— start DATASET ROWS —

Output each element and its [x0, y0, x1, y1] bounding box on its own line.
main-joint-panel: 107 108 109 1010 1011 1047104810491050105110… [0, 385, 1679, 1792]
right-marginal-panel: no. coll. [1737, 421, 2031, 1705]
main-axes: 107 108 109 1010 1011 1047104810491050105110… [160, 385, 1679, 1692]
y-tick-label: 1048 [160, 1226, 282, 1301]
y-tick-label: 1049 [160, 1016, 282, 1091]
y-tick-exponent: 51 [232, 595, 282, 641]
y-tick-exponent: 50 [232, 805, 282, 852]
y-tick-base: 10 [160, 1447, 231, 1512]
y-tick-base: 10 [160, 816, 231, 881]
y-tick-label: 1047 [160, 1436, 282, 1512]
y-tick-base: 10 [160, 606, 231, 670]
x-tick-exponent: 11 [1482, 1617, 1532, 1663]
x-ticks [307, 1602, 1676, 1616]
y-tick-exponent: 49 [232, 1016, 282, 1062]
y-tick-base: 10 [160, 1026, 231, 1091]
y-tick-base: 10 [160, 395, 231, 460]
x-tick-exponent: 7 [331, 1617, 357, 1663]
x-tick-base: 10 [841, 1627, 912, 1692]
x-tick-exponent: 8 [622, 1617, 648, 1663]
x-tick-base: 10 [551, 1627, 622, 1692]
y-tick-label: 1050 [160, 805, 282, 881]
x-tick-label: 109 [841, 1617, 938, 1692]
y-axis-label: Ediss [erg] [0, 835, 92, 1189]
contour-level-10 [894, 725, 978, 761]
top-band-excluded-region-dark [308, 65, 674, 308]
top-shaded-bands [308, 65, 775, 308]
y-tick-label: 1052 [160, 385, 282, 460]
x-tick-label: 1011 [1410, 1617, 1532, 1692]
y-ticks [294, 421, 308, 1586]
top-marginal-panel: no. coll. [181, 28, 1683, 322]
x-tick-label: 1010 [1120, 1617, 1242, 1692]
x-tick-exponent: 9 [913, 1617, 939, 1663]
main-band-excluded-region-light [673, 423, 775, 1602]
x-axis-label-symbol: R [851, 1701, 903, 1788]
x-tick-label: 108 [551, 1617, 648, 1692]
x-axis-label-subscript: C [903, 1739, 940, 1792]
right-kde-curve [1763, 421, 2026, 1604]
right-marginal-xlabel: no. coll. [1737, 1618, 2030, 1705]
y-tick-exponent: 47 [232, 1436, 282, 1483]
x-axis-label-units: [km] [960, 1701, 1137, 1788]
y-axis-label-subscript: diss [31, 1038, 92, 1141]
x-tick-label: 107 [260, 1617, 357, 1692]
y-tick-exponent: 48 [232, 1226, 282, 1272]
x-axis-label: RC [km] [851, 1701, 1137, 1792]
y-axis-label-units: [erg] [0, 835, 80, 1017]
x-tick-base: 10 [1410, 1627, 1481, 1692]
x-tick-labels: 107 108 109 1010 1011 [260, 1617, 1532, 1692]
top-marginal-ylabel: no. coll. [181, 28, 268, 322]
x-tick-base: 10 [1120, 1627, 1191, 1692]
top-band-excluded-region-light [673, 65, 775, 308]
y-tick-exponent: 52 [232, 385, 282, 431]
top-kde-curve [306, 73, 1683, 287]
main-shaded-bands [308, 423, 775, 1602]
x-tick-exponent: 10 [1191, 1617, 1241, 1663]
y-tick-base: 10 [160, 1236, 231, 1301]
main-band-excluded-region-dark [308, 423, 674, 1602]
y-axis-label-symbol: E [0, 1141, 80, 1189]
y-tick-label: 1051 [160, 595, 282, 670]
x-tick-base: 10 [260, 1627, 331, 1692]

— end DATASET ROWS —

Edit the lines above, replacing each occurrence of "no. coll." with "number of collisions" and leaving everything else unchanged.

◆ TASK ANSWER ◆
Output each element and its [x0, y0, x1, y1] bounding box on its own line.
main-joint-panel: 107 108 109 1010 1011 1047104810491050105110… [0, 385, 1679, 1792]
right-marginal-panel: number of collisions [1737, 421, 2031, 1705]
main-axes: 107 108 109 1010 1011 1047104810491050105110… [160, 385, 1679, 1692]
y-tick-label: 1048 [160, 1226, 282, 1301]
y-tick-label: 1049 [160, 1016, 282, 1091]
y-tick-exponent: 51 [232, 595, 282, 641]
y-tick-exponent: 50 [232, 805, 282, 852]
y-tick-base: 10 [160, 1447, 231, 1512]
y-tick-base: 10 [160, 816, 231, 881]
y-tick-label: 1047 [160, 1436, 282, 1512]
y-tick-base: 10 [160, 606, 231, 670]
x-tick-exponent: 11 [1482, 1617, 1532, 1663]
x-ticks [307, 1602, 1676, 1616]
y-tick-exponent: 49 [232, 1016, 282, 1062]
y-tick-base: 10 [160, 1026, 231, 1091]
y-tick-base: 10 [160, 395, 231, 460]
x-tick-exponent: 7 [331, 1617, 357, 1663]
x-tick-base: 10 [841, 1627, 912, 1692]
x-tick-exponent: 8 [622, 1617, 648, 1663]
x-tick-base: 10 [551, 1627, 622, 1692]
y-tick-label: 1050 [160, 805, 282, 881]
x-tick-label: 109 [841, 1617, 938, 1692]
y-axis-label: Ediss [erg] [0, 835, 92, 1189]
contour-level-10 [894, 725, 978, 761]
top-band-excluded-region-dark [308, 65, 674, 308]
top-shaded-bands [308, 65, 775, 308]
y-tick-label: 1052 [160, 385, 282, 460]
x-tick-label: 1011 [1410, 1617, 1532, 1692]
y-ticks [294, 421, 308, 1586]
top-marginal-panel: number of collisions [181, 28, 1683, 322]
x-tick-label: 1010 [1120, 1617, 1242, 1692]
x-tick-exponent: 9 [913, 1617, 939, 1663]
main-band-excluded-region-light [673, 423, 775, 1602]
x-axis-label-symbol: R [851, 1701, 903, 1788]
x-tick-label: 108 [551, 1617, 648, 1692]
x-axis-label-subscript: C [903, 1739, 940, 1792]
right-kde-curve [1763, 421, 2026, 1604]
right-marginal-xlabel: number of collisions [1737, 1618, 2030, 1705]
y-tick-exponent: 47 [232, 1436, 282, 1483]
x-axis-label-units: [km] [960, 1701, 1137, 1788]
y-axis-label-subscript: diss [31, 1038, 92, 1141]
x-tick-label: 107 [260, 1617, 357, 1692]
y-tick-exponent: 48 [232, 1226, 282, 1272]
x-axis-label: RC [km] [851, 1701, 1137, 1792]
y-axis-label-units: [erg] [0, 835, 80, 1017]
x-tick-base: 10 [1410, 1627, 1481, 1692]
x-tick-labels: 107 108 109 1010 1011 [260, 1617, 1532, 1692]
top-marginal-ylabel: number of collisions [181, 28, 268, 322]
x-tick-base: 10 [1120, 1627, 1191, 1692]
top-band-excluded-region-light [673, 65, 775, 308]
y-tick-exponent: 52 [232, 385, 282, 431]
top-kde-curve [306, 73, 1683, 287]
main-shaded-bands [308, 423, 775, 1602]
x-tick-exponent: 10 [1191, 1617, 1241, 1663]
y-tick-base: 10 [160, 1236, 231, 1301]
main-band-excluded-region-dark [308, 423, 674, 1602]
y-axis-label-symbol: E [0, 1141, 80, 1189]
y-tick-label: 1051 [160, 595, 282, 670]
x-tick-base: 10 [260, 1627, 331, 1692]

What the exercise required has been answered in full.